[start]

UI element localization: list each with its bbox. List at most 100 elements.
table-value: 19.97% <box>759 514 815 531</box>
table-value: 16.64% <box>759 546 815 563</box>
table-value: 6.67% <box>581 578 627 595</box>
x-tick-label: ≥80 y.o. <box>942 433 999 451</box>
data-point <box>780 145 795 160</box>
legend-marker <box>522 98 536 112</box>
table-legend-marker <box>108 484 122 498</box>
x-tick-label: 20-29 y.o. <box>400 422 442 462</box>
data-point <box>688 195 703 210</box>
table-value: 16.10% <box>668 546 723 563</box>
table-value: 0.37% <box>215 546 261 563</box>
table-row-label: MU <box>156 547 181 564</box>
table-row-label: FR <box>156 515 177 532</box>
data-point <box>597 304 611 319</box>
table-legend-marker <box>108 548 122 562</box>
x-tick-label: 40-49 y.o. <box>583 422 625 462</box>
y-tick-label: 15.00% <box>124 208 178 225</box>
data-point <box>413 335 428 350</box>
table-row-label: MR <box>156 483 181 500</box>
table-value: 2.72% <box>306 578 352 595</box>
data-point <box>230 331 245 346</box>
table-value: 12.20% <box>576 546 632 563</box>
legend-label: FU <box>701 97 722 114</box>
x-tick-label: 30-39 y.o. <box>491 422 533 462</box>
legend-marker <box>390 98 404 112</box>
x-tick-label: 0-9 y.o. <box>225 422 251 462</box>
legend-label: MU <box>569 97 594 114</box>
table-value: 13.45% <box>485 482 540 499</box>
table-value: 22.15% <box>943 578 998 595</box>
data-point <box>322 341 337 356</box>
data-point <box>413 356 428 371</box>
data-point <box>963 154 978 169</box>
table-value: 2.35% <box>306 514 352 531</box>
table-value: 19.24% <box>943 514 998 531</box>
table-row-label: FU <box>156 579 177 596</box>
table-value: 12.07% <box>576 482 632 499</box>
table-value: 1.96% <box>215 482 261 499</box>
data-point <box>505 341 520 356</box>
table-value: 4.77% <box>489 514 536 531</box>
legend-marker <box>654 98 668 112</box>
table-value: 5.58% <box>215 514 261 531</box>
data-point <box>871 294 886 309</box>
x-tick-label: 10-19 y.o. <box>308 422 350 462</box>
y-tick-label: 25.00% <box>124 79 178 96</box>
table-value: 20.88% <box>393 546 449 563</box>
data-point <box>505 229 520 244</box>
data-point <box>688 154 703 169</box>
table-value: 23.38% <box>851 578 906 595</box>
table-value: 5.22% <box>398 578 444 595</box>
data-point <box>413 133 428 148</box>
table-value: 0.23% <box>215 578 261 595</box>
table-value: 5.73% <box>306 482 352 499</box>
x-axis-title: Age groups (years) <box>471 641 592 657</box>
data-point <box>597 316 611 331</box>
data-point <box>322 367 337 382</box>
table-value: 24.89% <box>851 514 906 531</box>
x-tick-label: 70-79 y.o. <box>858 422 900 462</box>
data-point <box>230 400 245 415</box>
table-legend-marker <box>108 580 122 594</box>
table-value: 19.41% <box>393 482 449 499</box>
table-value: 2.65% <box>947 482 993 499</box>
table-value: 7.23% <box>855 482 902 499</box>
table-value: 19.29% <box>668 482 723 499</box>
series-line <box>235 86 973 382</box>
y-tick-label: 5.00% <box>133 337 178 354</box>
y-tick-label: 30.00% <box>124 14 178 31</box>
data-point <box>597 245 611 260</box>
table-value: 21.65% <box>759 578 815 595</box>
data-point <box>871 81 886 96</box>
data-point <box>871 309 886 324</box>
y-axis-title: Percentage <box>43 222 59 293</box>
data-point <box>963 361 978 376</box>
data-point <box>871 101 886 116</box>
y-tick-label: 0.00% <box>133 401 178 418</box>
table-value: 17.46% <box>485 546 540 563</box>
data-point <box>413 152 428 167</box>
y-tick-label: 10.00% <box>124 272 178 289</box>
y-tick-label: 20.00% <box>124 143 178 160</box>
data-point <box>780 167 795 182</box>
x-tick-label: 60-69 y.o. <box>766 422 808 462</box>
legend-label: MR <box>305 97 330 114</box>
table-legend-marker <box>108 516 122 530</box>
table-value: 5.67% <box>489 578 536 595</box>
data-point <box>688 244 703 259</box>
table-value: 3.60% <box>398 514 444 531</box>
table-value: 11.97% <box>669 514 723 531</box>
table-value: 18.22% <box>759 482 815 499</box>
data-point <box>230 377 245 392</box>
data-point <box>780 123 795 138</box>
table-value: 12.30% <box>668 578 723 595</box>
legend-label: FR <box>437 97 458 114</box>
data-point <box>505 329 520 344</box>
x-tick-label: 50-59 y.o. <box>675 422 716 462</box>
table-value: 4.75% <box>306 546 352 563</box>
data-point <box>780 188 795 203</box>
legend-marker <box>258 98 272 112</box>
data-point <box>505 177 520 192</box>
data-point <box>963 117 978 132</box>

[end]

Exercise brief: Write out all the rows above again, renaming each "data-point" to "plot-point" and keeping everything else the same.

Solution:
UI element localization: list each with its bbox. List at most 100 elements.
table-value: 19.97% <box>759 514 815 531</box>
table-value: 16.64% <box>759 546 815 563</box>
table-value: 6.67% <box>581 578 627 595</box>
x-tick-label: ≥80 y.o. <box>942 433 999 451</box>
plot-point <box>780 145 795 160</box>
legend-marker <box>522 98 536 112</box>
table-legend-marker <box>108 484 122 498</box>
x-tick-label: 20-29 y.o. <box>400 422 442 462</box>
plot-point <box>688 195 703 210</box>
table-value: 16.10% <box>668 546 723 563</box>
table-value: 0.37% <box>215 546 261 563</box>
table-row-label: MU <box>156 547 181 564</box>
table-row-label: FR <box>156 515 177 532</box>
plot-point <box>597 304 611 319</box>
table-legend-marker <box>108 548 122 562</box>
x-tick-label: 40-49 y.o. <box>583 422 625 462</box>
y-tick-label: 15.00% <box>124 208 178 225</box>
plot-point <box>413 335 428 350</box>
table-row-label: MR <box>156 483 181 500</box>
table-value: 2.72% <box>306 578 352 595</box>
plot-point <box>230 331 245 346</box>
table-value: 12.20% <box>576 546 632 563</box>
legend-label: FU <box>701 97 722 114</box>
x-tick-label: 30-39 y.o. <box>491 422 533 462</box>
legend-marker <box>390 98 404 112</box>
x-tick-label: 0-9 y.o. <box>225 422 251 462</box>
legend-label: MU <box>569 97 594 114</box>
table-value: 13.45% <box>485 482 540 499</box>
table-value: 22.15% <box>943 578 998 595</box>
plot-point <box>322 341 337 356</box>
plot-point <box>413 356 428 371</box>
plot-point <box>963 154 978 169</box>
table-value: 2.35% <box>306 514 352 531</box>
table-value: 19.24% <box>943 514 998 531</box>
table-row-label: FU <box>156 579 177 596</box>
table-value: 12.07% <box>576 482 632 499</box>
table-value: 1.96% <box>215 482 261 499</box>
plot-point <box>505 341 520 356</box>
table-value: 4.77% <box>489 514 536 531</box>
legend-marker <box>654 98 668 112</box>
table-value: 5.58% <box>215 514 261 531</box>
plot-point <box>871 294 886 309</box>
x-tick-label: 10-19 y.o. <box>308 422 350 462</box>
y-tick-label: 25.00% <box>124 79 178 96</box>
table-value: 20.88% <box>393 546 449 563</box>
plot-point <box>505 229 520 244</box>
plot-point <box>688 154 703 169</box>
table-value: 23.38% <box>851 578 906 595</box>
table-value: 5.22% <box>398 578 444 595</box>
plot-point <box>413 133 428 148</box>
table-value: 0.23% <box>215 578 261 595</box>
table-value: 5.73% <box>306 482 352 499</box>
x-axis-title: Age groups (years) <box>471 641 592 657</box>
plot-point <box>597 316 611 331</box>
plot-point <box>322 367 337 382</box>
table-value: 24.89% <box>851 514 906 531</box>
x-tick-label: 70-79 y.o. <box>858 422 900 462</box>
plot-point <box>230 400 245 415</box>
table-legend-marker <box>108 580 122 594</box>
table-value: 19.41% <box>393 482 449 499</box>
table-value: 2.65% <box>947 482 993 499</box>
table-value: 7.23% <box>855 482 902 499</box>
table-value: 19.29% <box>668 482 723 499</box>
series-line <box>235 86 973 382</box>
y-tick-label: 5.00% <box>133 337 178 354</box>
y-tick-label: 30.00% <box>124 14 178 31</box>
plot-point <box>597 245 611 260</box>
table-value: 21.65% <box>759 578 815 595</box>
plot-point <box>871 81 886 96</box>
plot-point <box>871 309 886 324</box>
y-axis-title: Percentage <box>43 222 59 293</box>
plot-point <box>963 361 978 376</box>
plot-point <box>871 101 886 116</box>
y-tick-label: 0.00% <box>133 401 178 418</box>
table-value: 17.46% <box>485 546 540 563</box>
plot-point <box>413 152 428 167</box>
y-tick-label: 10.00% <box>124 272 178 289</box>
y-tick-label: 20.00% <box>124 143 178 160</box>
plot-point <box>780 167 795 182</box>
x-tick-label: 60-69 y.o. <box>766 422 808 462</box>
legend-label: MR <box>305 97 330 114</box>
table-legend-marker <box>108 516 122 530</box>
table-value: 5.67% <box>489 578 536 595</box>
plot-point <box>688 244 703 259</box>
table-value: 3.60% <box>398 514 444 531</box>
table-value: 11.97% <box>669 514 723 531</box>
table-value: 18.22% <box>759 482 815 499</box>
plot-point <box>230 377 245 392</box>
plot-point <box>780 123 795 138</box>
table-value: 12.30% <box>668 578 723 595</box>
legend-label: FR <box>437 97 458 114</box>
plot-point <box>505 329 520 344</box>
x-tick-label: 50-59 y.o. <box>675 422 716 462</box>
table-value: 4.75% <box>306 546 352 563</box>
plot-point <box>780 188 795 203</box>
legend-marker <box>258 98 272 112</box>
plot-point <box>505 177 520 192</box>
plot-point <box>963 117 978 132</box>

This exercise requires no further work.